[Data entries for graphics]
..........

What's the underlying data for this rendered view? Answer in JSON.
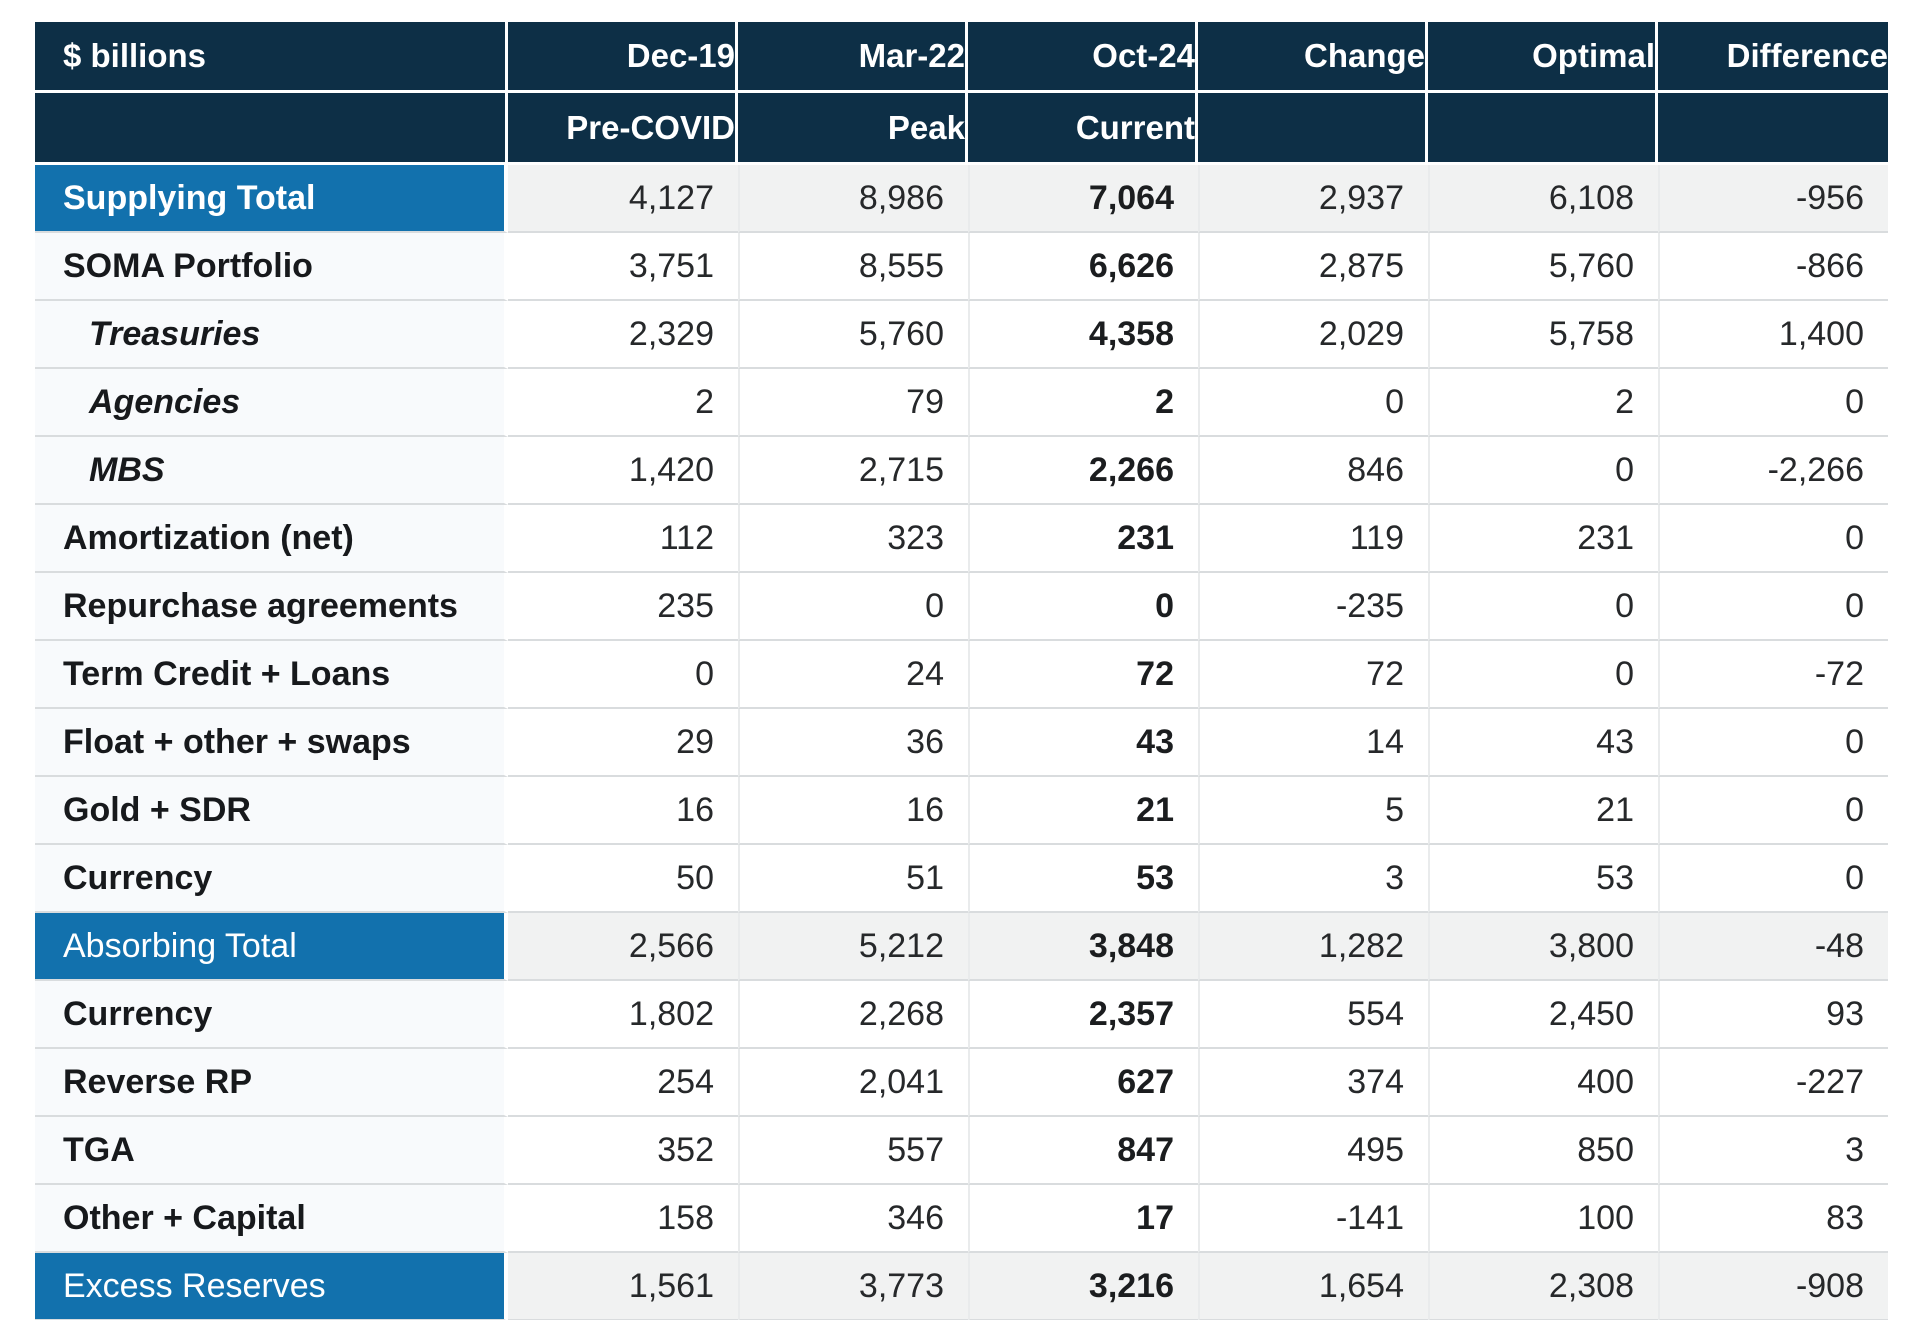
{
  "colors": {
    "header_bg": "#0d2f46",
    "highlight_bg": "#1271ad",
    "total_row_bg": "#f1f2f2",
    "label_col_bg": "#f8fafc",
    "row_border": "#d9dcde",
    "header_text": "#ffffff",
    "body_text": "#26282a"
  },
  "chart_data": {
    "type": "table",
    "title": "$ billions",
    "columns": [
      {
        "key": "dec19",
        "label": "Dec-19",
        "sublabel": "Pre-COVID"
      },
      {
        "key": "mar22",
        "label": "Mar-22",
        "sublabel": "Peak"
      },
      {
        "key": "oct24",
        "label": "Oct-24",
        "sublabel": "Current"
      },
      {
        "key": "change",
        "label": "Change",
        "sublabel": ""
      },
      {
        "key": "optimal",
        "label": "Optimal",
        "sublabel": ""
      },
      {
        "key": "difference",
        "label": "Difference",
        "sublabel": ""
      }
    ],
    "bold_column_key": "oct24",
    "rows": [
      {
        "label": "Supplying Total",
        "style": "total-bold",
        "values": [
          "4,127",
          "8,986",
          "7,064",
          "2,937",
          "6,108",
          "-956"
        ]
      },
      {
        "label": "SOMA Portfolio",
        "style": "normal",
        "values": [
          "3,751",
          "8,555",
          "6,626",
          "2,875",
          "5,760",
          "-866"
        ]
      },
      {
        "label": "Treasuries",
        "style": "sub",
        "values": [
          "2,329",
          "5,760",
          "4,358",
          "2,029",
          "5,758",
          "1,400"
        ]
      },
      {
        "label": "Agencies",
        "style": "sub",
        "values": [
          "2",
          "79",
          "2",
          "0",
          "2",
          "0"
        ]
      },
      {
        "label": "MBS",
        "style": "sub",
        "values": [
          "1,420",
          "2,715",
          "2,266",
          "846",
          "0",
          "-2,266"
        ]
      },
      {
        "label": "Amortization (net)",
        "style": "normal",
        "values": [
          "112",
          "323",
          "231",
          "119",
          "231",
          "0"
        ]
      },
      {
        "label": "Repurchase agreements",
        "style": "normal",
        "values": [
          "235",
          "0",
          "0",
          "-235",
          "0",
          "0"
        ]
      },
      {
        "label": "Term Credit + Loans",
        "style": "normal",
        "values": [
          "0",
          "24",
          "72",
          "72",
          "0",
          "-72"
        ]
      },
      {
        "label": "Float + other + swaps",
        "style": "normal",
        "values": [
          "29",
          "36",
          "43",
          "14",
          "43",
          "0"
        ]
      },
      {
        "label": "Gold + SDR",
        "style": "normal",
        "values": [
          "16",
          "16",
          "21",
          "5",
          "21",
          "0"
        ]
      },
      {
        "label": "Currency",
        "style": "normal",
        "values": [
          "50",
          "51",
          "53",
          "3",
          "53",
          "0"
        ]
      },
      {
        "label": "Absorbing Total",
        "style": "total",
        "values": [
          "2,566",
          "5,212",
          "3,848",
          "1,282",
          "3,800",
          "-48"
        ]
      },
      {
        "label": "Currency",
        "style": "normal",
        "values": [
          "1,802",
          "2,268",
          "2,357",
          "554",
          "2,450",
          "93"
        ]
      },
      {
        "label": "Reverse RP",
        "style": "normal",
        "values": [
          "254",
          "2,041",
          "627",
          "374",
          "400",
          "-227"
        ]
      },
      {
        "label": "TGA",
        "style": "normal",
        "values": [
          "352",
          "557",
          "847",
          "495",
          "850",
          "3"
        ]
      },
      {
        "label": "Other + Capital",
        "style": "normal",
        "values": [
          "158",
          "346",
          "17",
          "-141",
          "100",
          "83"
        ]
      },
      {
        "label": "Excess Reserves",
        "style": "total",
        "values": [
          "1,561",
          "3,773",
          "3,216",
          "1,654",
          "2,308",
          "-908"
        ]
      }
    ]
  }
}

..........

**Stated task:** Copy out all the data exactly; skip the pictures.

**Exercise answer:**
What's the underlying data for this rendered view? Answer in JSON.
{
  "colors": {
    "header_bg": "#0d2f46",
    "highlight_bg": "#1271ad",
    "total_row_bg": "#f1f2f2",
    "label_col_bg": "#f8fafc",
    "row_border": "#d9dcde",
    "header_text": "#ffffff",
    "body_text": "#26282a"
  },
  "chart_data": {
    "type": "table",
    "title": "$ billions",
    "columns": [
      {
        "key": "dec19",
        "label": "Dec-19",
        "sublabel": "Pre-COVID"
      },
      {
        "key": "mar22",
        "label": "Mar-22",
        "sublabel": "Peak"
      },
      {
        "key": "oct24",
        "label": "Oct-24",
        "sublabel": "Current"
      },
      {
        "key": "change",
        "label": "Change",
        "sublabel": ""
      },
      {
        "key": "optimal",
        "label": "Optimal",
        "sublabel": ""
      },
      {
        "key": "difference",
        "label": "Difference",
        "sublabel": ""
      }
    ],
    "bold_column_key": "oct24",
    "rows": [
      {
        "label": "Supplying Total",
        "style": "total-bold",
        "values": [
          "4,127",
          "8,986",
          "7,064",
          "2,937",
          "6,108",
          "-956"
        ]
      },
      {
        "label": "SOMA Portfolio",
        "style": "normal",
        "values": [
          "3,751",
          "8,555",
          "6,626",
          "2,875",
          "5,760",
          "-866"
        ]
      },
      {
        "label": "Treasuries",
        "style": "sub",
        "values": [
          "2,329",
          "5,760",
          "4,358",
          "2,029",
          "5,758",
          "1,400"
        ]
      },
      {
        "label": "Agencies",
        "style": "sub",
        "values": [
          "2",
          "79",
          "2",
          "0",
          "2",
          "0"
        ]
      },
      {
        "label": "MBS",
        "style": "sub",
        "values": [
          "1,420",
          "2,715",
          "2,266",
          "846",
          "0",
          "-2,266"
        ]
      },
      {
        "label": "Amortization (net)",
        "style": "normal",
        "values": [
          "112",
          "323",
          "231",
          "119",
          "231",
          "0"
        ]
      },
      {
        "label": "Repurchase agreements",
        "style": "normal",
        "values": [
          "235",
          "0",
          "0",
          "-235",
          "0",
          "0"
        ]
      },
      {
        "label": "Term Credit + Loans",
        "style": "normal",
        "values": [
          "0",
          "24",
          "72",
          "72",
          "0",
          "-72"
        ]
      },
      {
        "label": "Float + other + swaps",
        "style": "normal",
        "values": [
          "29",
          "36",
          "43",
          "14",
          "43",
          "0"
        ]
      },
      {
        "label": "Gold + SDR",
        "style": "normal",
        "values": [
          "16",
          "16",
          "21",
          "5",
          "21",
          "0"
        ]
      },
      {
        "label": "Currency",
        "style": "normal",
        "values": [
          "50",
          "51",
          "53",
          "3",
          "53",
          "0"
        ]
      },
      {
        "label": "Absorbing Total",
        "style": "total",
        "values": [
          "2,566",
          "5,212",
          "3,848",
          "1,282",
          "3,800",
          "-48"
        ]
      },
      {
        "label": "Currency",
        "style": "normal",
        "values": [
          "1,802",
          "2,268",
          "2,357",
          "554",
          "2,450",
          "93"
        ]
      },
      {
        "label": "Reverse RP",
        "style": "normal",
        "values": [
          "254",
          "2,041",
          "627",
          "374",
          "400",
          "-227"
        ]
      },
      {
        "label": "TGA",
        "style": "normal",
        "values": [
          "352",
          "557",
          "847",
          "495",
          "850",
          "3"
        ]
      },
      {
        "label": "Other + Capital",
        "style": "normal",
        "values": [
          "158",
          "346",
          "17",
          "-141",
          "100",
          "83"
        ]
      },
      {
        "label": "Excess Reserves",
        "style": "total",
        "values": [
          "1,561",
          "3,773",
          "3,216",
          "1,654",
          "2,308",
          "-908"
        ]
      }
    ]
  }
}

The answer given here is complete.